● **Set problem**
Everything in the listing except the pictures should be written out exactly.
— START OF Given information —
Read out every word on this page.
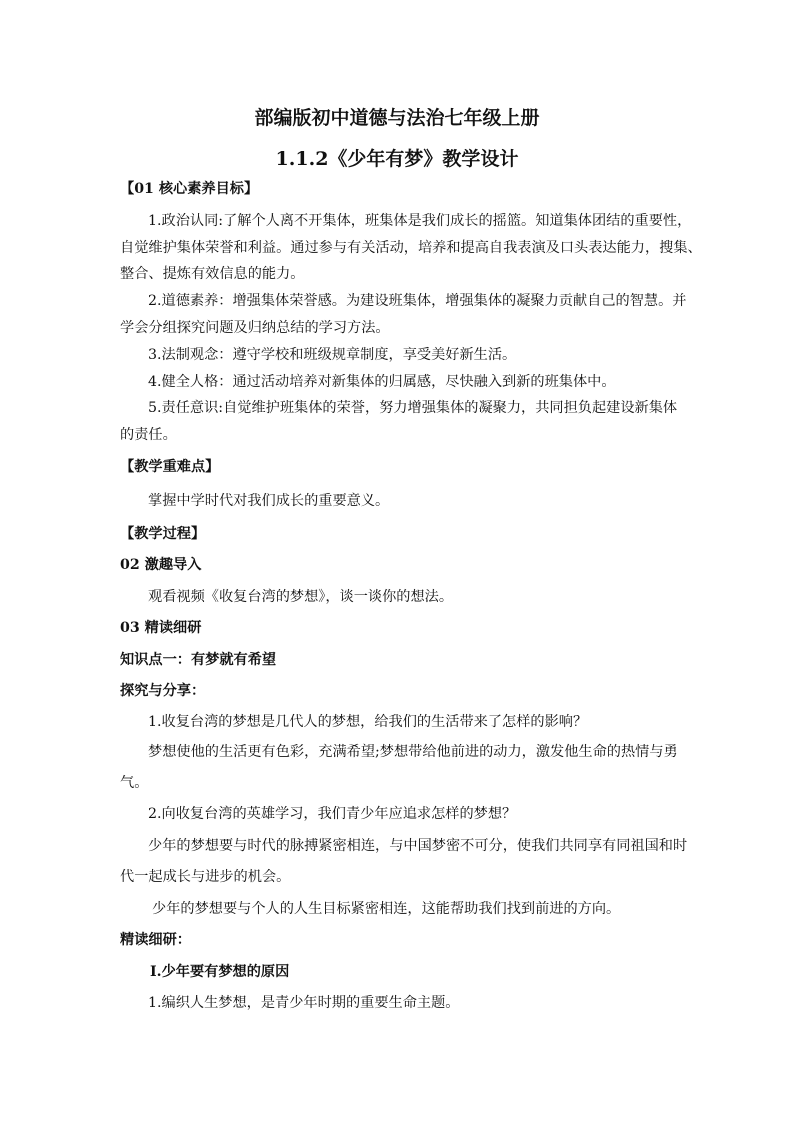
部编版初中道德与法治七年级上册
1.1.2《少年有梦》教学设计
【01 核心素养目标】
1.政治认同:了解个人离不开集体，班集体是我们成长的摇篮。知道集体团结的重要性，
自觉维护集体荣誉和利益。通过参与有关活动，培养和提高自我表演及口头表达能力，搜集、
整合、提炼有效信息的能力。
2.道德素养：增强集体荣誉感。为建设班集体，增强集体的凝聚力贡献自己的智慧。并
学会分组探究问题及归纳总结的学习方法。
3.法制观念：遵守学校和班级规章制度，享受美好新生活。
4.健全人格：通过活动培养对新集体的归属感，尽快融入到新的班集体中。
5.责任意识:自觉维护班集体的荣誉，努力增强集体的凝聚力，共同担负起建设新集体
的责任。
【教学重难点】
掌握中学时代对我们成长的重要意义。
【教学过程】
02 激趣导入
观看视频《收复台湾的梦想》，谈一谈你的想法。
03 精读细研
知识点一：有梦就有希望
探究与分享：
1.收复台湾的梦想是几代人的梦想，给我们的生活带来了怎样的影响？
梦想使他的生活更有色彩，充满希望;梦想带给他前进的动力，激发他生命的热情与勇
气。
2.向收复台湾的英雄学习，我们青少年应追求怎样的梦想？
少年的梦想要与时代的脉搏紧密相连，与中国梦密不可分，使我们共同享有同祖国和时
代一起成长与进步的机会。
少年的梦想要与个人的人生目标紧密相连，这能帮助我们找到前进的方向。
精读细研：
Ⅰ.少年要有梦想的原因
1.编织人生梦想，是青少年时期的重要生命主题。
— END OF Given information —
● **Exercise output**
Read out every word on this page.
部编版初中道德与法治七年级上册
1.1.2《少年有梦》教学设计
【01 核心素养目标】
1.政治认同:了解个人离不开集体，班集体是我们成长的摇篮。知道集体团结的重要性，
自觉维护集体荣誉和利益。通过参与有关活动，培养和提高自我表演及口头表达能力，搜集、
整合、提炼有效信息的能力。
2.道德素养：增强集体荣誉感。为建设班集体，增强集体的凝聚力贡献自己的智慧。并
学会分组探究问题及归纳总结的学习方法。
3.法制观念：遵守学校和班级规章制度，享受美好新生活。
4.健全人格：通过活动培养对新集体的归属感，尽快融入到新的班集体中。
5.责任意识:自觉维护班集体的荣誉，努力增强集体的凝聚力，共同担负起建设新集体
的责任。
【教学重难点】
掌握中学时代对我们成长的重要意义。
【教学过程】
02 激趣导入
观看视频《收复台湾的梦想》，谈一谈你的想法。
03 精读细研
知识点一：有梦就有希望
探究与分享：
1.收复台湾的梦想是几代人的梦想，给我们的生活带来了怎样的影响？
梦想使他的生活更有色彩，充满希望;梦想带给他前进的动力，激发他生命的热情与勇
气。
2.向收复台湾的英雄学习，我们青少年应追求怎样的梦想？
少年的梦想要与时代的脉搏紧密相连，与中国梦密不可分，使我们共同享有同祖国和时
代一起成长与进步的机会。
少年的梦想要与个人的人生目标紧密相连，这能帮助我们找到前进的方向。
精读细研：
Ⅰ.少年要有梦想的原因
1.编织人生梦想，是青少年时期的重要生命主题。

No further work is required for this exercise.